(Records from a data collection)
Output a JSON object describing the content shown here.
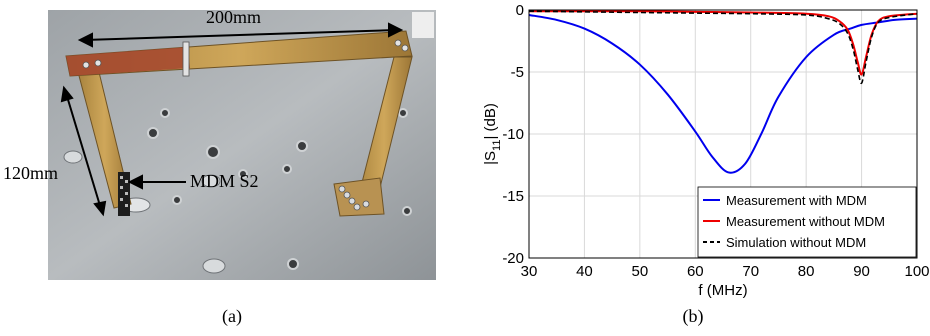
{
  "panel_a": {
    "caption": "(a)",
    "labels": {
      "width": "200mm",
      "height": "120mm",
      "probe": "MDM S2"
    }
  },
  "panel_b": {
    "caption": "(b)"
  },
  "chart_data": {
    "type": "line",
    "title": "",
    "xlabel": "f (MHz)",
    "ylabel": "|S11| (dB)",
    "ylabel_main": "|S",
    "ylabel_sub": "11",
    "ylabel_rest": "| (dB)",
    "xlim": [
      30,
      100
    ],
    "ylim": [
      -20,
      0
    ],
    "xticks": [
      30,
      40,
      50,
      60,
      70,
      80,
      90,
      100
    ],
    "yticks": [
      0,
      -5,
      -10,
      -15,
      -20
    ],
    "grid": true,
    "legend_position": "bottom-right",
    "series": [
      {
        "name": "Measurement with MDM",
        "color": "#0000ee",
        "style": "solid",
        "x": [
          30,
          35,
          40,
          45,
          50,
          55,
          60,
          63,
          66,
          69,
          72,
          75,
          80,
          85,
          88,
          90,
          93,
          96,
          100
        ],
        "y": [
          -0.4,
          -0.8,
          -1.5,
          -2.7,
          -4.4,
          -6.8,
          -9.8,
          -11.8,
          -13.1,
          -12.4,
          -9.9,
          -7.0,
          -3.8,
          -2.0,
          -1.5,
          -1.2,
          -1.0,
          -0.8,
          -0.7
        ]
      },
      {
        "name": "Measurement without MDM",
        "color": "#ee0000",
        "style": "solid",
        "x": [
          30,
          40,
          50,
          60,
          70,
          80,
          84,
          86,
          87.5,
          88.5,
          89.3,
          90,
          90.8,
          91.8,
          93,
          95,
          100
        ],
        "y": [
          -0.1,
          -0.1,
          -0.1,
          -0.15,
          -0.2,
          -0.3,
          -0.5,
          -0.9,
          -1.6,
          -2.8,
          -4.2,
          -5.2,
          -3.8,
          -2.0,
          -0.9,
          -0.5,
          -0.3
        ]
      },
      {
        "name": "Simulation without MDM",
        "color": "#000000",
        "style": "dashed",
        "x": [
          30,
          40,
          50,
          60,
          70,
          80,
          84,
          86,
          87.5,
          88.5,
          89.3,
          90,
          90.8,
          91.8,
          93,
          95,
          100
        ],
        "y": [
          -0.1,
          -0.15,
          -0.2,
          -0.25,
          -0.3,
          -0.4,
          -0.7,
          -1.1,
          -1.9,
          -3.2,
          -4.8,
          -5.9,
          -4.2,
          -2.2,
          -1.0,
          -0.6,
          -0.3
        ]
      }
    ]
  }
}
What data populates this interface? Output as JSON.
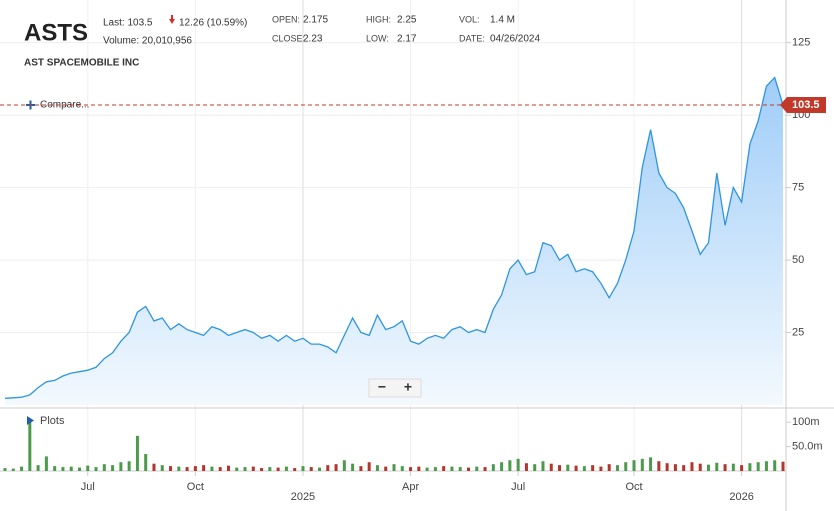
{
  "header": {
    "ticker": "ASTS",
    "last": "Last: 103.5",
    "change": "12.26 (10.59%)",
    "volume": "Volume: 20,010,956",
    "company": "AST SPACEMOBILE INC",
    "open_label": "OPEN:",
    "open": "2.175",
    "close_label": "CLOSE:",
    "close": "2.23",
    "high_label": "HIGH:",
    "high": "2.25",
    "low_label": "LOW:",
    "low": "2.17",
    "vol_label": "VOL:",
    "vol": "1.4 M",
    "date_label": "DATE:",
    "date": "04/26/2024"
  },
  "controls": {
    "compare": "Compare...",
    "plots": "Plots",
    "zoom_out": "−",
    "zoom_in": "+"
  },
  "chart_data": [
    {
      "type": "area",
      "color": "#2f95e0",
      "fill": [
        "#9fcdf8",
        "#f3f9fe"
      ],
      "grid": true,
      "ylim": [
        0,
        138
      ],
      "yticks": [
        25,
        50,
        75,
        100,
        125
      ],
      "last_marker": 103.5,
      "marker_color": "#c0392b",
      "series": [
        {
          "values": [
            2.3,
            2.5,
            2.7,
            3.5,
            6,
            8,
            8.5,
            10,
            11,
            11.5,
            12,
            13,
            16,
            18,
            22,
            25,
            32,
            34,
            29,
            30,
            26,
            28,
            26,
            25,
            24,
            27,
            26,
            24,
            25,
            26,
            25,
            23,
            24,
            22,
            24,
            22,
            23,
            21,
            21,
            20,
            18,
            24,
            30,
            25,
            24,
            31,
            26,
            27,
            29,
            22,
            21,
            23,
            24,
            23,
            26,
            27,
            25,
            26,
            25,
            33,
            38,
            47,
            50,
            45,
            46,
            56,
            55,
            50,
            52,
            46,
            47,
            46,
            42,
            37,
            42,
            50,
            60,
            82,
            95,
            80,
            75,
            73,
            68,
            60,
            52,
            56,
            80,
            62,
            75,
            70,
            90,
            98,
            110,
            113,
            103.5
          ]
        }
      ]
    },
    {
      "type": "bar",
      "up_color": "#4c9a4c",
      "down_color": "#b5342c",
      "ylim": [
        0,
        125
      ],
      "yticks": [
        {
          "value": 100,
          "label": "100m"
        },
        {
          "value": 50,
          "label": "50.0m"
        }
      ],
      "categories": [
        null,
        null,
        null,
        null,
        null,
        null,
        null,
        null,
        null,
        null,
        "Jul",
        null,
        null,
        null,
        null,
        null,
        null,
        null,
        null,
        null,
        null,
        null,
        null,
        "Oct",
        null,
        null,
        null,
        null,
        null,
        null,
        null,
        null,
        null,
        null,
        null,
        null,
        "2025",
        null,
        null,
        null,
        null,
        null,
        null,
        null,
        null,
        null,
        null,
        null,
        null,
        "Apr",
        null,
        null,
        null,
        null,
        null,
        null,
        null,
        null,
        null,
        null,
        null,
        null,
        "Jul",
        null,
        null,
        null,
        null,
        null,
        null,
        null,
        null,
        null,
        null,
        null,
        null,
        null,
        "Oct",
        null,
        null,
        null,
        null,
        null,
        null,
        null,
        null,
        null,
        null,
        null,
        null,
        "2026",
        null,
        null,
        null,
        null,
        null
      ],
      "values": [
        6,
        5,
        9,
        105,
        12,
        30,
        10,
        8,
        9,
        7,
        11,
        8,
        14,
        12,
        18,
        20,
        72,
        35,
        15,
        12,
        10,
        9,
        8,
        10,
        12,
        9,
        8,
        11,
        7,
        8,
        9,
        6,
        8,
        7,
        9,
        6,
        10,
        8,
        7,
        12,
        14,
        22,
        15,
        10,
        18,
        12,
        9,
        14,
        10,
        8,
        9,
        7,
        8,
        10,
        9,
        8,
        7,
        9,
        8,
        14,
        18,
        22,
        25,
        16,
        14,
        20,
        15,
        12,
        13,
        11,
        10,
        12,
        9,
        14,
        12,
        18,
        22,
        25,
        28,
        20,
        16,
        14,
        12,
        18,
        15,
        13,
        17,
        14,
        15,
        12,
        16,
        18,
        20,
        22,
        19
      ]
    }
  ]
}
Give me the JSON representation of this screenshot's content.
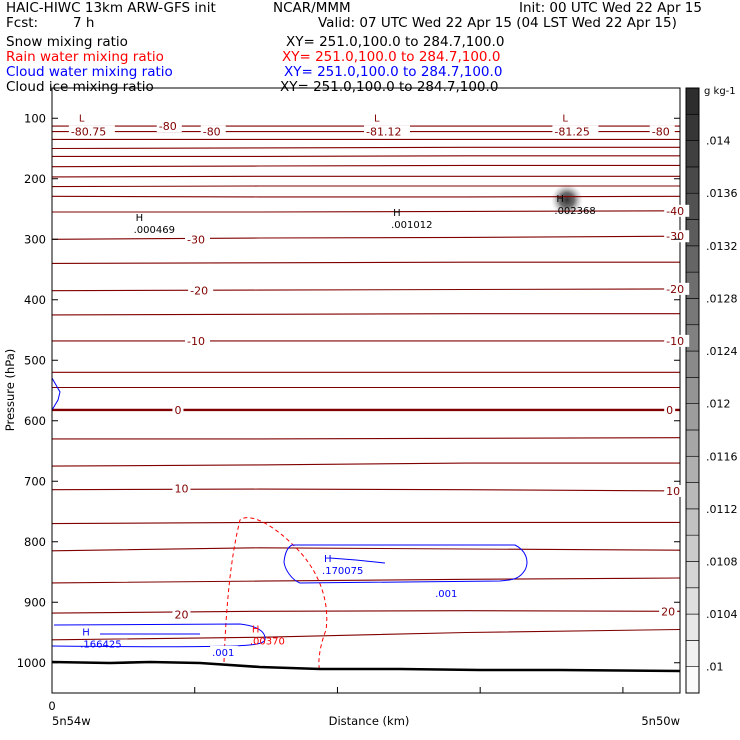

The problem
Give an exact copy of the material, leaving out every picture.

Complete output
Output a JSON object describing the content shown here.
{
  "panel_a": {
    "caption": "(a)",
    "labels": {
      "width": "200mm",
      "height": "120mm",
      "probe": "MDM S2"
    }
  },
  "panel_b": {
    "caption": "(b)"
  },
  "chart_data": {
    "type": "line",
    "title": "",
    "xlabel": "f (MHz)",
    "ylabel": "|S11| (dB)",
    "ylabel_main": "|S",
    "ylabel_sub": "11",
    "ylabel_rest": "| (dB)",
    "xlim": [
      30,
      100
    ],
    "ylim": [
      -20,
      0
    ],
    "xticks": [
      30,
      40,
      50,
      60,
      70,
      80,
      90,
      100
    ],
    "yticks": [
      0,
      -5,
      -10,
      -15,
      -20
    ],
    "grid": true,
    "legend_position": "bottom-right",
    "series": [
      {
        "name": "Measurement with MDM",
        "color": "#0000ee",
        "style": "solid",
        "x": [
          30,
          35,
          40,
          45,
          50,
          55,
          60,
          63,
          66,
          69,
          72,
          75,
          80,
          85,
          88,
          90,
          93,
          96,
          100
        ],
        "y": [
          -0.4,
          -0.8,
          -1.5,
          -2.7,
          -4.4,
          -6.8,
          -9.8,
          -11.8,
          -13.1,
          -12.4,
          -9.9,
          -7.0,
          -3.8,
          -2.0,
          -1.5,
          -1.2,
          -1.0,
          -0.8,
          -0.7
        ]
      },
      {
        "name": "Measurement without MDM",
        "color": "#ee0000",
        "style": "solid",
        "x": [
          30,
          40,
          50,
          60,
          70,
          80,
          84,
          86,
          87.5,
          88.5,
          89.3,
          90,
          90.8,
          91.8,
          93,
          95,
          100
        ],
        "y": [
          -0.1,
          -0.1,
          -0.1,
          -0.15,
          -0.2,
          -0.3,
          -0.5,
          -0.9,
          -1.6,
          -2.8,
          -4.2,
          -5.2,
          -3.8,
          -2.0,
          -0.9,
          -0.5,
          -0.3
        ]
      },
      {
        "name": "Simulation without MDM",
        "color": "#000000",
        "style": "dashed",
        "x": [
          30,
          40,
          50,
          60,
          70,
          80,
          84,
          86,
          87.5,
          88.5,
          89.3,
          90,
          90.8,
          91.8,
          93,
          95,
          100
        ],
        "y": [
          -0.1,
          -0.15,
          -0.2,
          -0.25,
          -0.3,
          -0.4,
          -0.7,
          -1.1,
          -1.9,
          -3.2,
          -4.8,
          -5.9,
          -4.2,
          -2.2,
          -1.0,
          -0.6,
          -0.3
        ]
      }
    ]
  }
}
What data populates this interface? Output as JSON.
{
  "header": {
    "ticker": "ASTS",
    "last": "Last: 103.5",
    "change": "12.26 (10.59%)",
    "volume": "Volume: 20,010,956",
    "company": "AST SPACEMOBILE INC",
    "open_label": "OPEN:",
    "open": "2.175",
    "close_label": "CLOSE:",
    "close": "2.23",
    "high_label": "HIGH:",
    "high": "2.25",
    "low_label": "LOW:",
    "low": "2.17",
    "vol_label": "VOL:",
    "vol": "1.4 M",
    "date_label": "DATE:",
    "date": "04/26/2024"
  },
  "controls": {
    "compare": "Compare...",
    "plots": "Plots",
    "zoom_out": "−",
    "zoom_in": "+"
  },
  "chart_data": [
    {
      "type": "area",
      "color": "#2f95e0",
      "fill": [
        "#9fcdf8",
        "#f3f9fe"
      ],
      "grid": true,
      "ylim": [
        0,
        138
      ],
      "yticks": [
        25,
        50,
        75,
        100,
        125
      ],
      "last_marker": 103.5,
      "marker_color": "#c0392b",
      "series": [
        {
          "values": [
            2.3,
            2.5,
            2.7,
            3.5,
            6,
            8,
            8.5,
            10,
            11,
            11.5,
            12,
            13,
            16,
            18,
            22,
            25,
            32,
            34,
            29,
            30,
            26,
            28,
            26,
            25,
            24,
            27,
            26,
            24,
            25,
            26,
            25,
            23,
            24,
            22,
            24,
            22,
            23,
            21,
            21,
            20,
            18,
            24,
            30,
            25,
            24,
            31,
            26,
            27,
            29,
            22,
            21,
            23,
            24,
            23,
            26,
            27,
            25,
            26,
            25,
            33,
            38,
            47,
            50,
            45,
            46,
            56,
            55,
            50,
            52,
            46,
            47,
            46,
            42,
            37,
            42,
            50,
            60,
            82,
            95,
            80,
            75,
            73,
            68,
            60,
            52,
            56,
            80,
            62,
            75,
            70,
            90,
            98,
            110,
            113,
            103.5
          ]
        }
      ]
    },
    {
      "type": "bar",
      "up_color": "#4c9a4c",
      "down_color": "#b5342c",
      "ylim": [
        0,
        125
      ],
      "yticks": [
        {
          "value": 100,
          "label": "100m"
        },
        {
          "value": 50,
          "label": "50.0m"
        }
      ],
      "categories": [
        null,
        null,
        null,
        null,
        null,
        null,
        null,
        null,
        null,
        null,
        "Jul",
        null,
        null,
        null,
        null,
        null,
        null,
        null,
        null,
        null,
        null,
        null,
        null,
        "Oct",
        null,
        null,
        null,
        null,
        null,
        null,
        null,
        null,
        null,
        null,
        null,
        null,
        "2025",
        null,
        null,
        null,
        null,
        null,
        null,
        null,
        null,
        null,
        null,
        null,
        null,
        "Apr",
        null,
        null,
        null,
        null,
        null,
        null,
        null,
        null,
        null,
        null,
        null,
        null,
        "Jul",
        null,
        null,
        null,
        null,
        null,
        null,
        null,
        null,
        null,
        null,
        null,
        null,
        null,
        "Oct",
        null,
        null,
        null,
        null,
        null,
        null,
        null,
        null,
        null,
        null,
        null,
        null,
        "2026",
        null,
        null,
        null,
        null,
        null
      ],
      "values": [
        6,
        5,
        9,
        105,
        12,
        30,
        10,
        8,
        9,
        7,
        11,
        8,
        14,
        12,
        18,
        20,
        72,
        35,
        15,
        12,
        10,
        9,
        8,
        10,
        12,
        9,
        8,
        11,
        7,
        8,
        9,
        6,
        8,
        7,
        9,
        6,
        10,
        8,
        7,
        12,
        14,
        22,
        15,
        10,
        18,
        12,
        9,
        14,
        10,
        8,
        9,
        7,
        8,
        10,
        9,
        8,
        7,
        9,
        8,
        14,
        18,
        22,
        25,
        16,
        14,
        20,
        15,
        12,
        13,
        11,
        10,
        12,
        9,
        14,
        12,
        18,
        22,
        25,
        28,
        20,
        16,
        14,
        12,
        18,
        15,
        13,
        17,
        14,
        15,
        12,
        16,
        18,
        20,
        22,
        19
      ]
    }
  ]
}
Give me the JSON representation of this screenshot's content.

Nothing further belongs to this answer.